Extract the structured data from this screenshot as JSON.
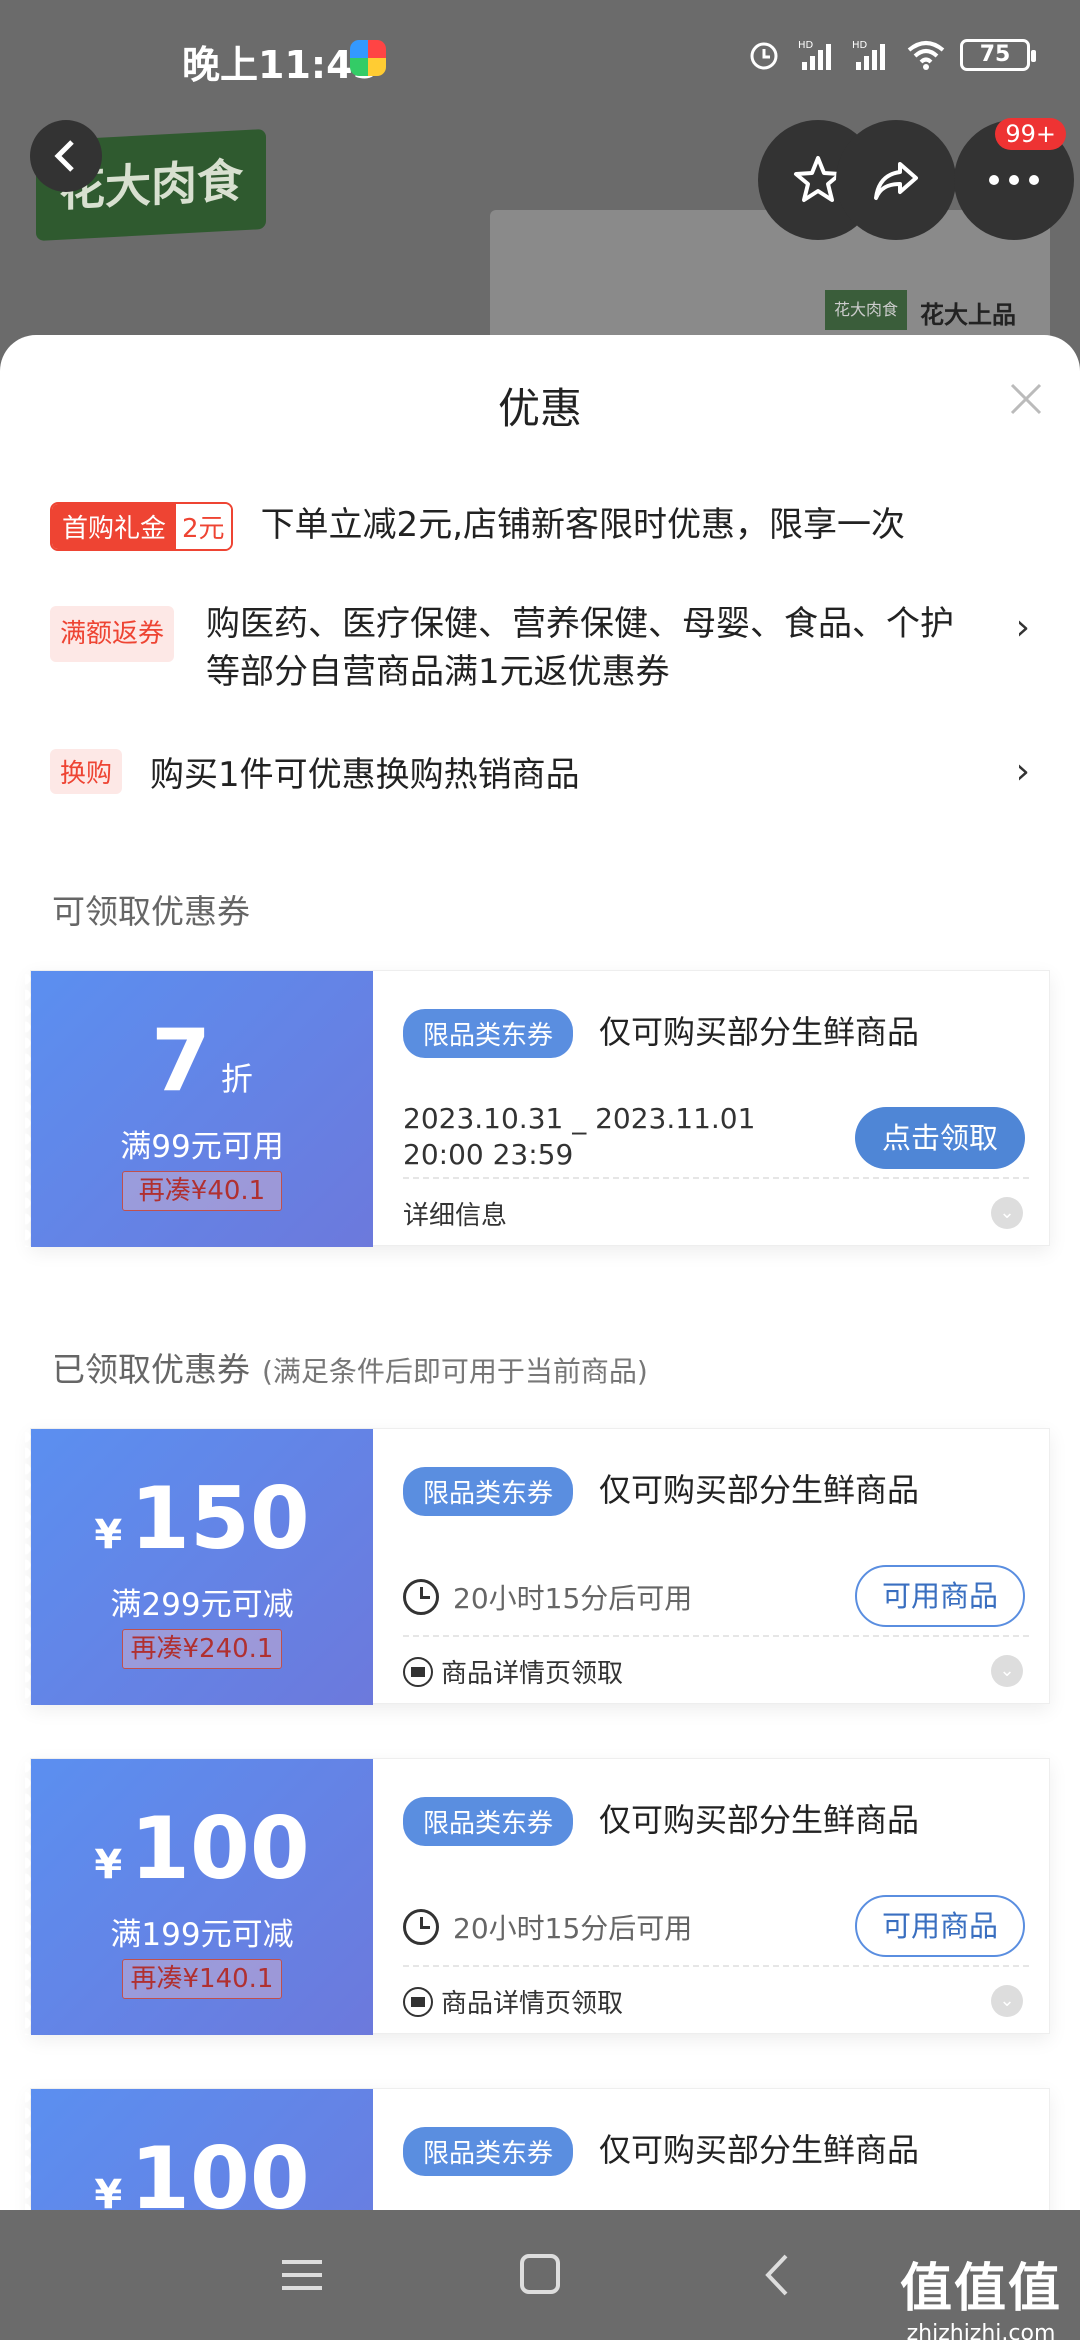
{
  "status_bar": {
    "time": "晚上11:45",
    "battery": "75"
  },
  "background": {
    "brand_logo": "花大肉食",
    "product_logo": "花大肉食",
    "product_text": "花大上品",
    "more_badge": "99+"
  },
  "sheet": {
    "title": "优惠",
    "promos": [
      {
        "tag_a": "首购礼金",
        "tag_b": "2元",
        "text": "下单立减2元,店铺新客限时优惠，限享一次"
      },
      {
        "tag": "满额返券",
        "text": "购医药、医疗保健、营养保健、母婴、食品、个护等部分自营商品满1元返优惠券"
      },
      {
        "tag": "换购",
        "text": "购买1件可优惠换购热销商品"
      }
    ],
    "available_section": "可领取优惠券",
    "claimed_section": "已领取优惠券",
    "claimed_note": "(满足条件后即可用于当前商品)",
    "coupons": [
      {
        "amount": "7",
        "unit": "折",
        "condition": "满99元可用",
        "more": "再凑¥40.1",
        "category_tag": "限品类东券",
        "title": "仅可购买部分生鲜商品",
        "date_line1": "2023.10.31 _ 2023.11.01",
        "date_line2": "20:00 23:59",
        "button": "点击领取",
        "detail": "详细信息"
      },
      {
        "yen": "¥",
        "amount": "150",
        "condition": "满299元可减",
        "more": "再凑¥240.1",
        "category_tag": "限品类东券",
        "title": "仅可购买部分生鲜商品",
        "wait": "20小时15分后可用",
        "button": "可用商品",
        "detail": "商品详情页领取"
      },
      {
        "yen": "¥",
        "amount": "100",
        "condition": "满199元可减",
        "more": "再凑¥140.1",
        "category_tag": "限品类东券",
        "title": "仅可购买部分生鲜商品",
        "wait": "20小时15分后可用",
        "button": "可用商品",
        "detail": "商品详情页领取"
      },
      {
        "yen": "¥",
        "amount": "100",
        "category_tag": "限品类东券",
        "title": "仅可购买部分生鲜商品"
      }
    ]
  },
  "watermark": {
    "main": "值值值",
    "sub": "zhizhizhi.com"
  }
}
* * *
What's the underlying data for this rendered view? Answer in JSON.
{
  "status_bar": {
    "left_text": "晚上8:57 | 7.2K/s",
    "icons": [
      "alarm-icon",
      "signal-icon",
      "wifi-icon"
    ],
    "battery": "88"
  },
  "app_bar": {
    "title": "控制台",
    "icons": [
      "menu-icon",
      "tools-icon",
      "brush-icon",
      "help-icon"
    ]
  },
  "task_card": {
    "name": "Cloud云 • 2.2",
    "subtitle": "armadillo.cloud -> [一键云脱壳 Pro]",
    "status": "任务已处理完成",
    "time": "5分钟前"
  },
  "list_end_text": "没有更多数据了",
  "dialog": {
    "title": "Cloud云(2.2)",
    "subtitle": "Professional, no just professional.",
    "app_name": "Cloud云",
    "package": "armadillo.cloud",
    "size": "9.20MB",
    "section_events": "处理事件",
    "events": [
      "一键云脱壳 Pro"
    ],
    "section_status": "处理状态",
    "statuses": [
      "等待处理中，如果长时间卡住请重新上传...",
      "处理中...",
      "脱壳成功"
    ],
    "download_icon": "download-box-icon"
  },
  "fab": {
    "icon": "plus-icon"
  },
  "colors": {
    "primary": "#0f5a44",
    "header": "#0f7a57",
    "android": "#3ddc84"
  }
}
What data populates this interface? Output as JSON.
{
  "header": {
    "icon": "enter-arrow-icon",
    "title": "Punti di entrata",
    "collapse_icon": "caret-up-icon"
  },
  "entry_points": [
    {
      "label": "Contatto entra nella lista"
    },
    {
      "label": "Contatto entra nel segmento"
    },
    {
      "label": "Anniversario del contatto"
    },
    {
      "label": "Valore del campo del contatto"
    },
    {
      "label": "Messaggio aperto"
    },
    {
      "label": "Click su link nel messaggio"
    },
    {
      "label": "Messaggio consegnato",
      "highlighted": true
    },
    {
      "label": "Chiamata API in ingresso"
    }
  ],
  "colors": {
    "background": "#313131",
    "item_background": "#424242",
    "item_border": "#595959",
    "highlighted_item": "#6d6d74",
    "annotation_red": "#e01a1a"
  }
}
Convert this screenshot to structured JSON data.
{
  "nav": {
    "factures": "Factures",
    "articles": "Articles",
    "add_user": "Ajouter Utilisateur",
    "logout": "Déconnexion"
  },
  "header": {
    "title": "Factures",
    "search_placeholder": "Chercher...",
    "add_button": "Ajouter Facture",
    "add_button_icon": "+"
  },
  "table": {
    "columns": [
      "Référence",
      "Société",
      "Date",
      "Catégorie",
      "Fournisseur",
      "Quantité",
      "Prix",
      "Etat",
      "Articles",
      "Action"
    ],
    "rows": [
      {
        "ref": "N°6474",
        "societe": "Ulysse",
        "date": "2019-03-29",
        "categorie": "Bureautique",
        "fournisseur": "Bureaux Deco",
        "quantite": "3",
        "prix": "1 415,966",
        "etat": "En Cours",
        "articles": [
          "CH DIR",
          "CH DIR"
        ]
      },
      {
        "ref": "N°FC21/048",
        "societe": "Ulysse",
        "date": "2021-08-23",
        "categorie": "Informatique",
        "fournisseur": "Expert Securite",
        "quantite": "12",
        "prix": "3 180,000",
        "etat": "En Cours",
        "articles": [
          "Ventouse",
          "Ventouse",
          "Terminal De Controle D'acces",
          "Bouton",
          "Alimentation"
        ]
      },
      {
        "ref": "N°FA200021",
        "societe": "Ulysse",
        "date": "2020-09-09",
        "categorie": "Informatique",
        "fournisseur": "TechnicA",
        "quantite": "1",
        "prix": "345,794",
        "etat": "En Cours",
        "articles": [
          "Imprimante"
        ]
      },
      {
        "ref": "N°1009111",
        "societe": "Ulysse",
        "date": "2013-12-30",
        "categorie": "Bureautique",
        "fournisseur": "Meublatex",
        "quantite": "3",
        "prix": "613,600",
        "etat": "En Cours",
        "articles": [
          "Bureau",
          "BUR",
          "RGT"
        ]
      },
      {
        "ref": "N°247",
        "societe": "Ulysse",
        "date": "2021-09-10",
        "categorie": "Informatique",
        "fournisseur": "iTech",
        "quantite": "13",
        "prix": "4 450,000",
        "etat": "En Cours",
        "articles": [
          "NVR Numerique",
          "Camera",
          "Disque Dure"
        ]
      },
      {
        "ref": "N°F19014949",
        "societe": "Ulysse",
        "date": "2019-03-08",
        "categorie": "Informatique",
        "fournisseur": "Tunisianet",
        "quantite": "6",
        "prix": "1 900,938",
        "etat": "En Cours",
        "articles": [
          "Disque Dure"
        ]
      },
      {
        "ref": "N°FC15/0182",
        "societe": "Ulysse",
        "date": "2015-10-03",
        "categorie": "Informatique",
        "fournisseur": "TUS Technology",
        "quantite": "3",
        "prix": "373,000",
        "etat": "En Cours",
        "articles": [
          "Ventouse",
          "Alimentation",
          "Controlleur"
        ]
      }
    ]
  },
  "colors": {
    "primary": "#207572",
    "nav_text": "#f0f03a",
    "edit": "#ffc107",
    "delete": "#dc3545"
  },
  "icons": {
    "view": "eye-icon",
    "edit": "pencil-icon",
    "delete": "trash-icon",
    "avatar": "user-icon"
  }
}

*AIM*
Select and copy every line of the listing with the word "quantite".

*WRITTEN SOLUTION*
        "quantite": "3",
        "quantite": "12",
        "quantite": "1",
        "quantite": "3",
        "quantite": "13",
        "quantite": "6",
        "quantite": "3",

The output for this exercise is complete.